**WHAT TO PRODUCE:**
Can you copy out the data exactly? Leave the images out.

**DATA:**
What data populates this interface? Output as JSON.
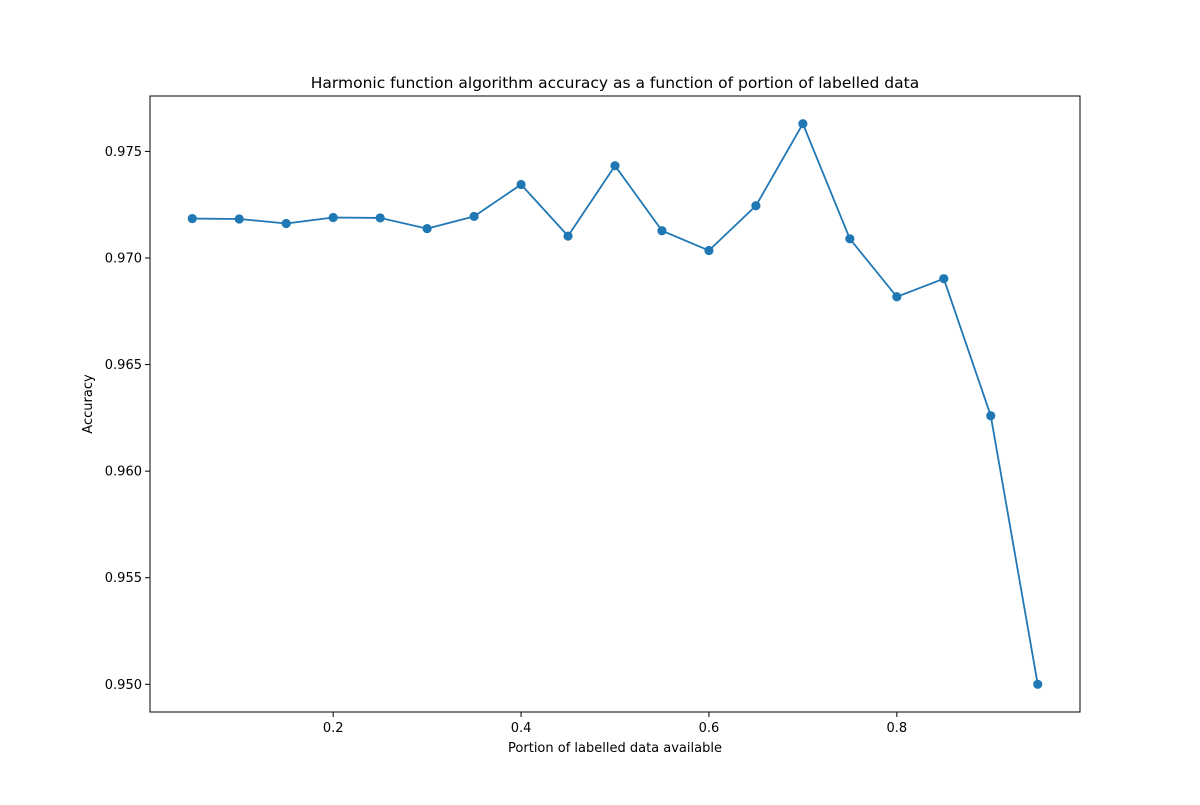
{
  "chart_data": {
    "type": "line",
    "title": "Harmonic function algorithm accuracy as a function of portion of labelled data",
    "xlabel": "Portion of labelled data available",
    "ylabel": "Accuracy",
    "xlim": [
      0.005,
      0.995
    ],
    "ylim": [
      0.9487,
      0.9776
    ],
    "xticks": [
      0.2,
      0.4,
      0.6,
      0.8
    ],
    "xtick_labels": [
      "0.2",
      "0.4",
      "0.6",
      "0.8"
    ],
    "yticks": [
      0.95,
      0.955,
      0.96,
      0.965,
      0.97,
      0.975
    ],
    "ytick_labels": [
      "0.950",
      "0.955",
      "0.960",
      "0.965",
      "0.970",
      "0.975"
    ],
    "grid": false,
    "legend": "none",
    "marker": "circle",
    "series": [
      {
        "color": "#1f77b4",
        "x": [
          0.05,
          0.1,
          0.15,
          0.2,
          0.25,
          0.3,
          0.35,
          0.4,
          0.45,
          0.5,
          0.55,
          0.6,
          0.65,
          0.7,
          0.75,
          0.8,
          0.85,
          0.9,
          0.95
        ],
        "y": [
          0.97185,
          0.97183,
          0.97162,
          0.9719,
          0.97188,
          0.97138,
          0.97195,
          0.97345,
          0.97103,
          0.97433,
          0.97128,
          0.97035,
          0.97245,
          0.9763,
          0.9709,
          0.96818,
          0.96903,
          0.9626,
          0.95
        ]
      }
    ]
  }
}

**FULL SOLUTION:**
What data populates this interface? Output as JSON.
{
  "chart_data": {
    "type": "line",
    "title": "Harmonic function algorithm accuracy as a function of portion of labelled data",
    "xlabel": "Portion of labelled data available",
    "ylabel": "Accuracy",
    "xlim": [
      0.005,
      0.995
    ],
    "ylim": [
      0.9487,
      0.9776
    ],
    "xticks": [
      0.2,
      0.4,
      0.6,
      0.8
    ],
    "xtick_labels": [
      "0.2",
      "0.4",
      "0.6",
      "0.8"
    ],
    "yticks": [
      0.95,
      0.955,
      0.96,
      0.965,
      0.97,
      0.975
    ],
    "ytick_labels": [
      "0.950",
      "0.955",
      "0.960",
      "0.965",
      "0.970",
      "0.975"
    ],
    "grid": false,
    "legend": "none",
    "marker": "circle",
    "series": [
      {
        "color": "#1f77b4",
        "x": [
          0.05,
          0.1,
          0.15,
          0.2,
          0.25,
          0.3,
          0.35,
          0.4,
          0.45,
          0.5,
          0.55,
          0.6,
          0.65,
          0.7,
          0.75,
          0.8,
          0.85,
          0.9,
          0.95
        ],
        "y": [
          0.97185,
          0.97183,
          0.97162,
          0.9719,
          0.97188,
          0.97138,
          0.97195,
          0.97345,
          0.97103,
          0.97433,
          0.97128,
          0.97035,
          0.97245,
          0.9763,
          0.9709,
          0.96818,
          0.96903,
          0.9626,
          0.95
        ]
      }
    ]
  }
}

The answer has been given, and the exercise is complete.